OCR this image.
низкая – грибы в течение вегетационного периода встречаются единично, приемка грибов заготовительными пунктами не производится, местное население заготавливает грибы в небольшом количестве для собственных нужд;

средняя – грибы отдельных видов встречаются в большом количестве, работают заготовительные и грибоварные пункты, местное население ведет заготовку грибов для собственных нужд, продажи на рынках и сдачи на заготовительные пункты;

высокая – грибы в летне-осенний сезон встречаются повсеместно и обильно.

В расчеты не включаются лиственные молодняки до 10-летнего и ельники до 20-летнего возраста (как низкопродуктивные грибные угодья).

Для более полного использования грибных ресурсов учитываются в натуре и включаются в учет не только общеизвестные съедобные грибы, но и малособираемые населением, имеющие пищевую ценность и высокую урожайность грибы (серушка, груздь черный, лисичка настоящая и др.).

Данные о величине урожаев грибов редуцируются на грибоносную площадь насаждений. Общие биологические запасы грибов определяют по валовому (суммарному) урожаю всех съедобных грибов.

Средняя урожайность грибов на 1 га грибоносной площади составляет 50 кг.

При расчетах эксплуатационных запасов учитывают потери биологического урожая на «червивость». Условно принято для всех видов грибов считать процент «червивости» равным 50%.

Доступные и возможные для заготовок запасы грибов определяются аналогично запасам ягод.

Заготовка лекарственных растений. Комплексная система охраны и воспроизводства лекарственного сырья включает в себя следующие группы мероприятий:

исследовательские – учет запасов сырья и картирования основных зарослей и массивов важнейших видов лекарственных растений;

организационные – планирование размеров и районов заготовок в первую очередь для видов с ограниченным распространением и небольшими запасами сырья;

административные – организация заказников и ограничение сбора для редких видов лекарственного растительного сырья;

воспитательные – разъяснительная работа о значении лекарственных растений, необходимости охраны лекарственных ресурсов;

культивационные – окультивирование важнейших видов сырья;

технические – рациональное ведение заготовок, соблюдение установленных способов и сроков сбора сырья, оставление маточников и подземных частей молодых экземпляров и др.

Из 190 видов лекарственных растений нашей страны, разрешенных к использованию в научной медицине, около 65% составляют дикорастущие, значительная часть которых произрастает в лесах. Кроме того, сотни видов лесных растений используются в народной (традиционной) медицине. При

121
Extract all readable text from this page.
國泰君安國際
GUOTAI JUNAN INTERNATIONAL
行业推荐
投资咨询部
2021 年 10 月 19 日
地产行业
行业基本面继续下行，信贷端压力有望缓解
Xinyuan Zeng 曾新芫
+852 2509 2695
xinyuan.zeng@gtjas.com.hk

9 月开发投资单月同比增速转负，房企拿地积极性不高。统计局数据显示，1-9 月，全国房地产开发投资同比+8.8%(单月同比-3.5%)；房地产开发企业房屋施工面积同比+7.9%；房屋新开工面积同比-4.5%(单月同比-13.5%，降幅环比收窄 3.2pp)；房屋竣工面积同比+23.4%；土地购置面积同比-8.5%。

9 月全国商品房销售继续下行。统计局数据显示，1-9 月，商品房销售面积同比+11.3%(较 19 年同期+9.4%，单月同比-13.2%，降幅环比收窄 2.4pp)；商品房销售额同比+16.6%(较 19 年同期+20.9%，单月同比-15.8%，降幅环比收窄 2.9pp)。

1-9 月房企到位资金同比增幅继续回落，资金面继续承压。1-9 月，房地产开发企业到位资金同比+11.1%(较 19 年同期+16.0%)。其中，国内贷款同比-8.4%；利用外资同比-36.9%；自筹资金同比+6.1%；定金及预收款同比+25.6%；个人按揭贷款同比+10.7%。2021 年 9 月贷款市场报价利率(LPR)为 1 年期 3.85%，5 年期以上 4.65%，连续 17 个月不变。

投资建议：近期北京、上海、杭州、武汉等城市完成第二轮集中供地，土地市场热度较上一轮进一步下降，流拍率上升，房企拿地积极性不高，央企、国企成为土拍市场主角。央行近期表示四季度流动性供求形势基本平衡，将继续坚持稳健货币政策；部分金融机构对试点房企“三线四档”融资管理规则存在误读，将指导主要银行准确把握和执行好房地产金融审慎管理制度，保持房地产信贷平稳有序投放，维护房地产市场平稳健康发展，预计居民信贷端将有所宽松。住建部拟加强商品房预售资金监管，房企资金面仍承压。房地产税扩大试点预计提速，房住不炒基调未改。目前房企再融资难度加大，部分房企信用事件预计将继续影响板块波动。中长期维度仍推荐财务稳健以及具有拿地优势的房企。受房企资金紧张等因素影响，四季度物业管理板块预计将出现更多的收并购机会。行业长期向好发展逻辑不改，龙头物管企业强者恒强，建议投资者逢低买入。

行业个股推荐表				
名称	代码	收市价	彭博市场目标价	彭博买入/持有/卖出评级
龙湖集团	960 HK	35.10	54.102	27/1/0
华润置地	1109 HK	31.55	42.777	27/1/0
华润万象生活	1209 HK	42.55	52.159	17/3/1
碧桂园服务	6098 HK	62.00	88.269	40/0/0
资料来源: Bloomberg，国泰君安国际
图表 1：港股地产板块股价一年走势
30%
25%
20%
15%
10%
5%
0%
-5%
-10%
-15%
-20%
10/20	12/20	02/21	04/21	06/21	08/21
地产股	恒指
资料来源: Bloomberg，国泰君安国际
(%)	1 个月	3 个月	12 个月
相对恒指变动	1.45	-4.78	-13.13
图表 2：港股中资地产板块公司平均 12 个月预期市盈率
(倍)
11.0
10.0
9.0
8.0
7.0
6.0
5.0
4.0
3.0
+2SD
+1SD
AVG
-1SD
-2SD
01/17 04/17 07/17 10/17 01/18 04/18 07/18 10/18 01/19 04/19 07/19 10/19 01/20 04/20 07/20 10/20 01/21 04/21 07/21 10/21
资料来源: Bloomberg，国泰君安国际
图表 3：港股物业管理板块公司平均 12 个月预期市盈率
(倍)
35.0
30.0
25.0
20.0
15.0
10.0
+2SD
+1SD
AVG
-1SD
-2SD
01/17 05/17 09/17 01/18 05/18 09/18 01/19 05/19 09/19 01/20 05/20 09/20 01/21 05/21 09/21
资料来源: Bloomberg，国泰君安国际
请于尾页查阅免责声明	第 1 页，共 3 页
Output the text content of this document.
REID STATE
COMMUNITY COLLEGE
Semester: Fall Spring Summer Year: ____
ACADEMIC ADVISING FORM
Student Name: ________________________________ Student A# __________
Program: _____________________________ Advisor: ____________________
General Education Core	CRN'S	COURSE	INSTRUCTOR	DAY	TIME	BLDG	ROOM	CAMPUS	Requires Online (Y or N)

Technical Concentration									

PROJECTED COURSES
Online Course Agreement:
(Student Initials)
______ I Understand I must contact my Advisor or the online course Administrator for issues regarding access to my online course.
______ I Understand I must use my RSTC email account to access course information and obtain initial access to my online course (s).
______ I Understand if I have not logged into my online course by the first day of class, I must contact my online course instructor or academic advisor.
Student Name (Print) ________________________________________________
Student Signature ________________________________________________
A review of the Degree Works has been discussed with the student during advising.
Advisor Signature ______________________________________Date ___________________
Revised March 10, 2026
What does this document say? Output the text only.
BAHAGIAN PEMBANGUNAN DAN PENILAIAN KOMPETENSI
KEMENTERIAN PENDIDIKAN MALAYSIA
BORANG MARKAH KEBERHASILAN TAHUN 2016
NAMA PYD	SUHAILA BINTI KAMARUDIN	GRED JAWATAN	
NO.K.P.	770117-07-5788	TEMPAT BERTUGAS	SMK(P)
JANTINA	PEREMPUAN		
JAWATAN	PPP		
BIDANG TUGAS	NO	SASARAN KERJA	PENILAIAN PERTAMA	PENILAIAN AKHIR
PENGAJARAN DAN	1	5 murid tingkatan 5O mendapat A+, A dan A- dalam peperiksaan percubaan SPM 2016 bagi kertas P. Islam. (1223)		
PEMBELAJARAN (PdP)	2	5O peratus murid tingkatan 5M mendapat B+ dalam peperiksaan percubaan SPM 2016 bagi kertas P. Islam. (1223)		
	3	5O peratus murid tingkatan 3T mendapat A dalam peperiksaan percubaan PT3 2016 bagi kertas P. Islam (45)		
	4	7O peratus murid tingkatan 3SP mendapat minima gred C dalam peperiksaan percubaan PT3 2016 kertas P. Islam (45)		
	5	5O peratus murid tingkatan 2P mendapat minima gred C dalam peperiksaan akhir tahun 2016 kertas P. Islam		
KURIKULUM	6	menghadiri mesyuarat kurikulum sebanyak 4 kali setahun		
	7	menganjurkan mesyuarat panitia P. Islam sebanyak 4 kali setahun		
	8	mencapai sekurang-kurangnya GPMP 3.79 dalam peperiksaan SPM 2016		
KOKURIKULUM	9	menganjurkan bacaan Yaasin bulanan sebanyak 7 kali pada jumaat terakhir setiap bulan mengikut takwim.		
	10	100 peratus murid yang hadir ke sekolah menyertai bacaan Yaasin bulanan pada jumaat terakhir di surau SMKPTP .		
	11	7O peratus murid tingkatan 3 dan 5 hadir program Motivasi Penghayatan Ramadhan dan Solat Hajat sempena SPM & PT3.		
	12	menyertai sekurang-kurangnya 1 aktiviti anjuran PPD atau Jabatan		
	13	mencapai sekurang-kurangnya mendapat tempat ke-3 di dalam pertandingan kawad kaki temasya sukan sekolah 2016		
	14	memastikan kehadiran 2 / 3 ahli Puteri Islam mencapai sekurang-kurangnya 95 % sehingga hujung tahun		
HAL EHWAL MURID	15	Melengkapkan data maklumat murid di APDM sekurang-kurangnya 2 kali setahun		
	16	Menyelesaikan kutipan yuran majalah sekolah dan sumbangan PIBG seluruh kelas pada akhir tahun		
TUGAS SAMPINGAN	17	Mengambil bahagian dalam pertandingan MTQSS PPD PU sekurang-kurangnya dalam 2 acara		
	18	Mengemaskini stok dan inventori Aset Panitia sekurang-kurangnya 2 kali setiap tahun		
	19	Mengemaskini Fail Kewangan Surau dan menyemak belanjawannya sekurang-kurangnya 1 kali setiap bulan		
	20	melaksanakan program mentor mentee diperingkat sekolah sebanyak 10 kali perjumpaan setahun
——
- [Exercise brief]: Using the material above, report each line where "sebanyak" occurs.

- [Written response]:
KURIKULUM	6	menghadiri mesyuarat kurikulum sebanyak 4 kali setahun		
	7	menganjurkan mesyuarat panitia P. Islam sebanyak 4 kali setahun		
KOKURIKULUM	9	menganjurkan bacaan Yaasin bulanan sebanyak 7 kali pada jumaat terakhir setiap bulan mengikut takwim.		
	20	melaksanakan program mentor mentee diperingkat sekolah sebanyak 10 kali perjumpaan setahun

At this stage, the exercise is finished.